Task to complete:
Repeat, exactly and completely, the material that follows. Omit the pictures.

Saved entries:

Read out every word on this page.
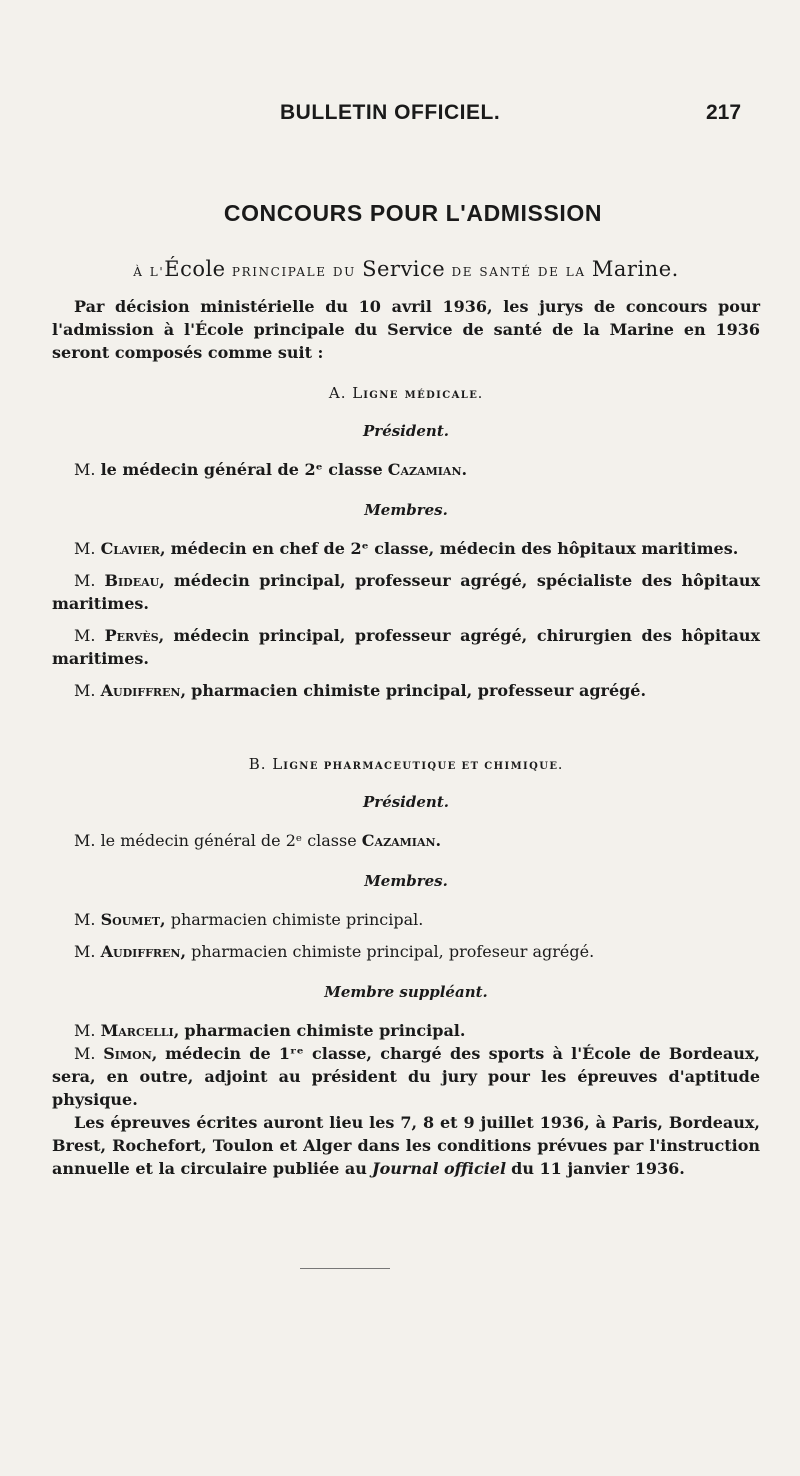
BULLETIN OFFICIEL.	217
CONCOURS POUR L'ADMISSION
À L'École PRINCIPALE DU Service DE SANTÉ DE LA Marine.

Par décision ministérielle du 10 avril 1936, les jurys de concours pour l'admission à l'École principale du Service de santé de la Marine en 1936 seront composés comme suit :

A. LIGNE MÉDICALE.
Président.
M. le médecin général de 2ᵉ classe Cazamian.
Membres.
M. Clavier, médecin en chef de 2ᵉ classe, médecin des hôpitaux maritimes.
M. Bideau, médecin principal, professeur agrégé, spécialiste des hôpitaux maritimes.
M. Pervès, médecin principal, professeur agrégé, chirurgien des hôpitaux maritimes.
M. Audiffren, pharmacien chimiste principal, professeur agrégé.
B. LIGNE PHARMACEUTIQUE ET CHIMIQUE.
Président.
M. le médecin général de 2ᵉ classe Cazamian.
Membres.
M. Soumet, pharmacien chimiste principal.
M. Audiffren, pharmacien chimiste principal, profeseur agrégé.
Membre suppléant.
M. Marcelli, pharmacien chimiste principal.
M. Simon, médecin de 1ʳᵉ classe, chargé des sports à l'École de Bordeaux, sera, en outre, adjoint au président du jury pour les épreuves d'aptitude physique.
Les épreuves écrites auront lieu les 7, 8 et 9 juillet 1936, à Paris, Bordeaux, Brest, Rochefort, Toulon et Alger dans les conditions prévues par l'instruction annuelle et la circulaire publiée au Journal officiel du 11 janvier 1936.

In response:
Read out every word on this page.
BULLETIN OFFICIEL.	217
CONCOURS POUR L'ADMISSION
À L'École PRINCIPALE DU Service DE SANTÉ DE LA Marine.

Par décision ministérielle du 10 avril 1936, les jurys de concours pour l'admission à l'École principale du Service de santé de la Marine en 1936 seront composés comme suit :

A. LIGNE MÉDICALE.
Président.
M. le médecin général de 2ᵉ classe Cazamian.
Membres.
M. Clavier, médecin en chef de 2ᵉ classe, médecin des hôpitaux maritimes.
M. Bideau, médecin principal, professeur agrégé, spécialiste des hôpitaux maritimes.
M. Pervès, médecin principal, professeur agrégé, chirurgien des hôpitaux maritimes.
M. Audiffren, pharmacien chimiste principal, professeur agrégé.
B. LIGNE PHARMACEUTIQUE ET CHIMIQUE.
Président.
M. le médecin général de 2ᵉ classe Cazamian.
Membres.
M. Soumet, pharmacien chimiste principal.
M. Audiffren, pharmacien chimiste principal, profeseur agrégé.
Membre suppléant.
M. Marcelli, pharmacien chimiste principal.
M. Simon, médecin de 1ʳᵉ classe, chargé des sports à l'École de Bordeaux, sera, en outre, adjoint au président du jury pour les épreuves d'aptitude physique.
Les épreuves écrites auront lieu les 7, 8 et 9 juillet 1936, à Paris, Bordeaux, Brest, Rochefort, Toulon et Alger dans les conditions prévues par l'instruction annuelle et la circulaire publiée au Journal officiel du 11 janvier 1936.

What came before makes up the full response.